Given task -
Provide the records once more, identical to the original.

— begin Provided records —

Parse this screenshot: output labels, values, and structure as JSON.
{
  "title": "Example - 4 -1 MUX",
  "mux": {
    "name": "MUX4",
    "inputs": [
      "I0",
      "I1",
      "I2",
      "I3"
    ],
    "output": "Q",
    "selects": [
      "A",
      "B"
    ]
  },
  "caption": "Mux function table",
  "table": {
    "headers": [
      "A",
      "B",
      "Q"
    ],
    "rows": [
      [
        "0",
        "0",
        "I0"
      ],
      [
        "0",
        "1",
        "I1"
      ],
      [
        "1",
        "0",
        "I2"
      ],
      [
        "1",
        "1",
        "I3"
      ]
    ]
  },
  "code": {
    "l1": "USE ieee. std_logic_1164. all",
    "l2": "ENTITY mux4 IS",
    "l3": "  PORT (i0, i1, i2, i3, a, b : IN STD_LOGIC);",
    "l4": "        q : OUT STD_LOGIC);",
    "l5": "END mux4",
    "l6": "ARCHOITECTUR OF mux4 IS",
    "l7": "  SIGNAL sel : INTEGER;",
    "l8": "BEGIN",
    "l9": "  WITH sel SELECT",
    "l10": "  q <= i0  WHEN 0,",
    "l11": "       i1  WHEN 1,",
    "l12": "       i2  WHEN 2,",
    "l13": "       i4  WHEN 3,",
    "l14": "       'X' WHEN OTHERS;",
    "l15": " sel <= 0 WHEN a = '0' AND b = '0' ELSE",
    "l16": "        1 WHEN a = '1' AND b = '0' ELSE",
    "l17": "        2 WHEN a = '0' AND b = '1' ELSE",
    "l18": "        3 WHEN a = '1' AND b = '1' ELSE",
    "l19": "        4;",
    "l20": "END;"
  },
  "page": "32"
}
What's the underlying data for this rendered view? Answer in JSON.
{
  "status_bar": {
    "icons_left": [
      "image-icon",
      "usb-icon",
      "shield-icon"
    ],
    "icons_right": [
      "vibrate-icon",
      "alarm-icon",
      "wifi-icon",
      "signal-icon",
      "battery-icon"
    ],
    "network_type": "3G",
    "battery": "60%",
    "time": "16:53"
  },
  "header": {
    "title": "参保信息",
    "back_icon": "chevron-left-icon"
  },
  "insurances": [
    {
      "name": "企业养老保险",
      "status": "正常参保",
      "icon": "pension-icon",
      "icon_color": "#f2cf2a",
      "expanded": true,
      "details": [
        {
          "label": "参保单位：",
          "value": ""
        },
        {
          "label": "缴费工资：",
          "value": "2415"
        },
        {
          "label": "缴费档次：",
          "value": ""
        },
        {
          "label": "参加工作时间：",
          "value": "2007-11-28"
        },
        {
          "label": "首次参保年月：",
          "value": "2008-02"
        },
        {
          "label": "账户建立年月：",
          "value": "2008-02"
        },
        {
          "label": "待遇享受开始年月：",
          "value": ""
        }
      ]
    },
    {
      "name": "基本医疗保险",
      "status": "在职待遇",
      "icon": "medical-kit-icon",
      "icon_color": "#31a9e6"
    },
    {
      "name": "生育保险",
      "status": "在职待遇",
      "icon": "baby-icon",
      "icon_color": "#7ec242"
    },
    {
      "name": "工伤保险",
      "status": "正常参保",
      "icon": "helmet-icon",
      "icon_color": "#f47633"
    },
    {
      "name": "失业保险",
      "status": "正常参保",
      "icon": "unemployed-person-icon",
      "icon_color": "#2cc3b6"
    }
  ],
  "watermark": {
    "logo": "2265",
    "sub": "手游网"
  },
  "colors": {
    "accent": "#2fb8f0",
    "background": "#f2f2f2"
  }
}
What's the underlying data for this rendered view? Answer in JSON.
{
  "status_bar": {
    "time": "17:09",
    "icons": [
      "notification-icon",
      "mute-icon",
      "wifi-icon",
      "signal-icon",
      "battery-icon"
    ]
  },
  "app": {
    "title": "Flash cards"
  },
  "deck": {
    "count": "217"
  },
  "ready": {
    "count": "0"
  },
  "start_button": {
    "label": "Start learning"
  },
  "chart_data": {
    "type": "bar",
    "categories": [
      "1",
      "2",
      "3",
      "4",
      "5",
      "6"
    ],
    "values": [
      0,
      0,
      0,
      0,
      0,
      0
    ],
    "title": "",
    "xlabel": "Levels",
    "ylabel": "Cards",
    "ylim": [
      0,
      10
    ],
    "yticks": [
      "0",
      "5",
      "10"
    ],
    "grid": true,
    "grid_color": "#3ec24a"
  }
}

— end Provided records —

Exercise answer -
Parse this screenshot: output labels, values, and structure as JSON.
{
  "title": "Example - 4 -1 MUX",
  "mux": {
    "name": "MUX4",
    "inputs": [
      "I0",
      "I1",
      "I2",
      "I3"
    ],
    "output": "Q",
    "selects": [
      "A",
      "B"
    ]
  },
  "caption": "Mux function table",
  "table": {
    "headers": [
      "A",
      "B",
      "Q"
    ],
    "rows": [
      [
        "0",
        "0",
        "I0"
      ],
      [
        "0",
        "1",
        "I1"
      ],
      [
        "1",
        "0",
        "I2"
      ],
      [
        "1",
        "1",
        "I3"
      ]
    ]
  },
  "code": {
    "l1": "USE ieee. std_logic_1164. all",
    "l2": "ENTITY mux4 IS",
    "l3": "  PORT (i0, i1, i2, i3, a, b : IN STD_LOGIC);",
    "l4": "        q : OUT STD_LOGIC);",
    "l5": "END mux4",
    "l6": "ARCHOITECTUR OF mux4 IS",
    "l7": "  SIGNAL sel : INTEGER;",
    "l8": "BEGIN",
    "l9": "  WITH sel SELECT",
    "l10": "  q <= i0  WHEN 0,",
    "l11": "       i1  WHEN 1,",
    "l12": "       i2  WHEN 2,",
    "l13": "       i4  WHEN 3,",
    "l14": "       'X' WHEN OTHERS;",
    "l15": " sel <= 0 WHEN a = '0' AND b = '0' ELSE",
    "l16": "        1 WHEN a = '1' AND b = '0' ELSE",
    "l17": "        2 WHEN a = '0' AND b = '1' ELSE",
    "l18": "        3 WHEN a = '1' AND b = '1' ELSE",
    "l19": "        4;",
    "l20": "END;"
  },
  "page": "32"
}
What's the underlying data for this rendered view? Answer in JSON.
{
  "status_bar": {
    "icons_left": [
      "image-icon",
      "usb-icon",
      "shield-icon"
    ],
    "icons_right": [
      "vibrate-icon",
      "alarm-icon",
      "wifi-icon",
      "signal-icon",
      "battery-icon"
    ],
    "network_type": "3G",
    "battery": "60%",
    "time": "16:53"
  },
  "header": {
    "title": "参保信息",
    "back_icon": "chevron-left-icon"
  },
  "insurances": [
    {
      "name": "企业养老保险",
      "status": "正常参保",
      "icon": "pension-icon",
      "icon_color": "#f2cf2a",
      "expanded": true,
      "details": [
        {
          "label": "参保单位：",
          "value": ""
        },
        {
          "label": "缴费工资：",
          "value": "2415"
        },
        {
          "label": "缴费档次：",
          "value": ""
        },
        {
          "label": "参加工作时间：",
          "value": "2007-11-28"
        },
        {
          "label": "首次参保年月：",
          "value": "2008-02"
        },
        {
          "label": "账户建立年月：",
          "value": "2008-02"
        },
        {
          "label": "待遇享受开始年月：",
          "value": ""
        }
      ]
    },
    {
      "name": "基本医疗保险",
      "status": "在职待遇",
      "icon": "medical-kit-icon",
      "icon_color": "#31a9e6"
    },
    {
      "name": "生育保险",
      "status": "在职待遇",
      "icon": "baby-icon",
      "icon_color": "#7ec242"
    },
    {
      "name": "工伤保险",
      "status": "正常参保",
      "icon": "helmet-icon",
      "icon_color": "#f47633"
    },
    {
      "name": "失业保险",
      "status": "正常参保",
      "icon": "unemployed-person-icon",
      "icon_color": "#2cc3b6"
    }
  ],
  "watermark": {
    "logo": "2265",
    "sub": "手游网"
  },
  "colors": {
    "accent": "#2fb8f0",
    "background": "#f2f2f2"
  }
}
What's the underlying data for this rendered view? Answer in JSON.
{
  "status_bar": {
    "time": "17:09",
    "icons": [
      "notification-icon",
      "mute-icon",
      "wifi-icon",
      "signal-icon",
      "battery-icon"
    ]
  },
  "app": {
    "title": "Flash cards"
  },
  "deck": {
    "count": "217"
  },
  "ready": {
    "count": "0"
  },
  "start_button": {
    "label": "Start learning"
  },
  "chart_data": {
    "type": "bar",
    "categories": [
      "1",
      "2",
      "3",
      "4",
      "5",
      "6"
    ],
    "values": [
      0,
      0,
      0,
      0,
      0,
      0
    ],
    "title": "",
    "xlabel": "Levels",
    "ylabel": "Cards",
    "ylim": [
      0,
      10
    ],
    "yticks": [
      "0",
      "5",
      "10"
    ],
    "grid": true,
    "grid_color": "#3ec24a"
  }
}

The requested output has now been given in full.